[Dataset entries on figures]
----
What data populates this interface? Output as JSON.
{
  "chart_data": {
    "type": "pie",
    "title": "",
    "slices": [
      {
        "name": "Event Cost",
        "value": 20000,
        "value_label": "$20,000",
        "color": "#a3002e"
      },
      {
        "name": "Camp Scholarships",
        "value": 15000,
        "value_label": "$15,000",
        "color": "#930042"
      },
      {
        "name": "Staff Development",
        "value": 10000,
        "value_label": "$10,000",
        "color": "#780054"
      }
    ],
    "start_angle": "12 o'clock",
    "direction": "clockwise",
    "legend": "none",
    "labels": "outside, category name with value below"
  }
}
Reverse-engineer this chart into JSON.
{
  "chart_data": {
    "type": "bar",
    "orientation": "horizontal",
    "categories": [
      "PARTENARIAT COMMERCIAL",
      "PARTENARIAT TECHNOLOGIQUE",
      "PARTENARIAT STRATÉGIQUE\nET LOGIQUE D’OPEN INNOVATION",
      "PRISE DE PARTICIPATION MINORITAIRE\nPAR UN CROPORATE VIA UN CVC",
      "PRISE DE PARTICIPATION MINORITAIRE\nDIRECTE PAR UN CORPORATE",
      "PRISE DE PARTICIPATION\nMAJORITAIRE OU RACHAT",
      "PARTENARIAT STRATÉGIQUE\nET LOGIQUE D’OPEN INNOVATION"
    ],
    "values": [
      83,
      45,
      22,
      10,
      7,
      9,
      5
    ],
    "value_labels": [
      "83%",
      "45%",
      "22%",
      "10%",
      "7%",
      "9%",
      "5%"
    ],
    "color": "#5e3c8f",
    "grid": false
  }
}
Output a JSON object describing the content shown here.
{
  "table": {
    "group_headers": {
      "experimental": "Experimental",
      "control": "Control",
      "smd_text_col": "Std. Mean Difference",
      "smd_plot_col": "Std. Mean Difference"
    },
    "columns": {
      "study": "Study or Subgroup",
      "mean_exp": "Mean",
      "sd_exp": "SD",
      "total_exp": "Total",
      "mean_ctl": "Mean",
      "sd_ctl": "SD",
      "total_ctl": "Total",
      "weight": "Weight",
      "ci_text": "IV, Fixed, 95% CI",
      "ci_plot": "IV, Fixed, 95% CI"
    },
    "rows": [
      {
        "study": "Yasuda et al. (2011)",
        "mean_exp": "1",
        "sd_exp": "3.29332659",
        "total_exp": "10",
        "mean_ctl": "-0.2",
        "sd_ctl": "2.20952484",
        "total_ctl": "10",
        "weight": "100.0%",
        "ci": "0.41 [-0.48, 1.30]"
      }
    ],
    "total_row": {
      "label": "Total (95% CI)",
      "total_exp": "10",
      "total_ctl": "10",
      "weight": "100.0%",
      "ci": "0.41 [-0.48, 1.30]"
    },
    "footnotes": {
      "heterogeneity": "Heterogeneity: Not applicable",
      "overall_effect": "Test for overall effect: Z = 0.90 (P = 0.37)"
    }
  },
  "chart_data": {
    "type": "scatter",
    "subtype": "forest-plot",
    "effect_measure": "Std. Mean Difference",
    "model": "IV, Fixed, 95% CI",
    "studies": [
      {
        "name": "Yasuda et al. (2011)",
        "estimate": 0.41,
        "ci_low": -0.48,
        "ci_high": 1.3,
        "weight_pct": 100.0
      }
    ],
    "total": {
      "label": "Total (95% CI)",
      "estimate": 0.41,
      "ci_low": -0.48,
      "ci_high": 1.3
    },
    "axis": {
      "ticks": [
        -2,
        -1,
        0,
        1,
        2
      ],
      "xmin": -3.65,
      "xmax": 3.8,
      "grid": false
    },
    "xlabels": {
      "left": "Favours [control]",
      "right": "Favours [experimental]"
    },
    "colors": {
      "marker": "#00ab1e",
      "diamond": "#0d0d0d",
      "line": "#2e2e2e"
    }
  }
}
----
WRITTEN REQUEST: All of the data above should be transcribed exactly.

WRITTEN SOLUTION:
What data populates this interface? Output as JSON.
{
  "chart_data": {
    "type": "pie",
    "title": "",
    "slices": [
      {
        "name": "Event Cost",
        "value": 20000,
        "value_label": "$20,000",
        "color": "#a3002e"
      },
      {
        "name": "Camp Scholarships",
        "value": 15000,
        "value_label": "$15,000",
        "color": "#930042"
      },
      {
        "name": "Staff Development",
        "value": 10000,
        "value_label": "$10,000",
        "color": "#780054"
      }
    ],
    "start_angle": "12 o'clock",
    "direction": "clockwise",
    "legend": "none",
    "labels": "outside, category name with value below"
  }
}
Reverse-engineer this chart into JSON.
{
  "chart_data": {
    "type": "bar",
    "orientation": "horizontal",
    "categories": [
      "PARTENARIAT COMMERCIAL",
      "PARTENARIAT TECHNOLOGIQUE",
      "PARTENARIAT STRATÉGIQUE\nET LOGIQUE D’OPEN INNOVATION",
      "PRISE DE PARTICIPATION MINORITAIRE\nPAR UN CROPORATE VIA UN CVC",
      "PRISE DE PARTICIPATION MINORITAIRE\nDIRECTE PAR UN CORPORATE",
      "PRISE DE PARTICIPATION\nMAJORITAIRE OU RACHAT",
      "PARTENARIAT STRATÉGIQUE\nET LOGIQUE D’OPEN INNOVATION"
    ],
    "values": [
      83,
      45,
      22,
      10,
      7,
      9,
      5
    ],
    "value_labels": [
      "83%",
      "45%",
      "22%",
      "10%",
      "7%",
      "9%",
      "5%"
    ],
    "color": "#5e3c8f",
    "grid": false
  }
}
Output a JSON object describing the content shown here.
{
  "table": {
    "group_headers": {
      "experimental": "Experimental",
      "control": "Control",
      "smd_text_col": "Std. Mean Difference",
      "smd_plot_col": "Std. Mean Difference"
    },
    "columns": {
      "study": "Study or Subgroup",
      "mean_exp": "Mean",
      "sd_exp": "SD",
      "total_exp": "Total",
      "mean_ctl": "Mean",
      "sd_ctl": "SD",
      "total_ctl": "Total",
      "weight": "Weight",
      "ci_text": "IV, Fixed, 95% CI",
      "ci_plot": "IV, Fixed, 95% CI"
    },
    "rows": [
      {
        "study": "Yasuda et al. (2011)",
        "mean_exp": "1",
        "sd_exp": "3.29332659",
        "total_exp": "10",
        "mean_ctl": "-0.2",
        "sd_ctl": "2.20952484",
        "total_ctl": "10",
        "weight": "100.0%",
        "ci": "0.41 [-0.48, 1.30]"
      }
    ],
    "total_row": {
      "label": "Total (95% CI)",
      "total_exp": "10",
      "total_ctl": "10",
      "weight": "100.0%",
      "ci": "0.41 [-0.48, 1.30]"
    },
    "footnotes": {
      "heterogeneity": "Heterogeneity: Not applicable",
      "overall_effect": "Test for overall effect: Z = 0.90 (P = 0.37)"
    }
  },
  "chart_data": {
    "type": "scatter",
    "subtype": "forest-plot",
    "effect_measure": "Std. Mean Difference",
    "model": "IV, Fixed, 95% CI",
    "studies": [
      {
        "name": "Yasuda et al. (2011)",
        "estimate": 0.41,
        "ci_low": -0.48,
        "ci_high": 1.3,
        "weight_pct": 100.0
      }
    ],
    "total": {
      "label": "Total (95% CI)",
      "estimate": 0.41,
      "ci_low": -0.48,
      "ci_high": 1.3
    },
    "axis": {
      "ticks": [
        -2,
        -1,
        0,
        1,
        2
      ],
      "xmin": -3.65,
      "xmax": 3.8,
      "grid": false
    },
    "xlabels": {
      "left": "Favours [control]",
      "right": "Favours [experimental]"
    },
    "colors": {
      "marker": "#00ab1e",
      "diamond": "#0d0d0d",
      "line": "#2e2e2e"
    }
  }
}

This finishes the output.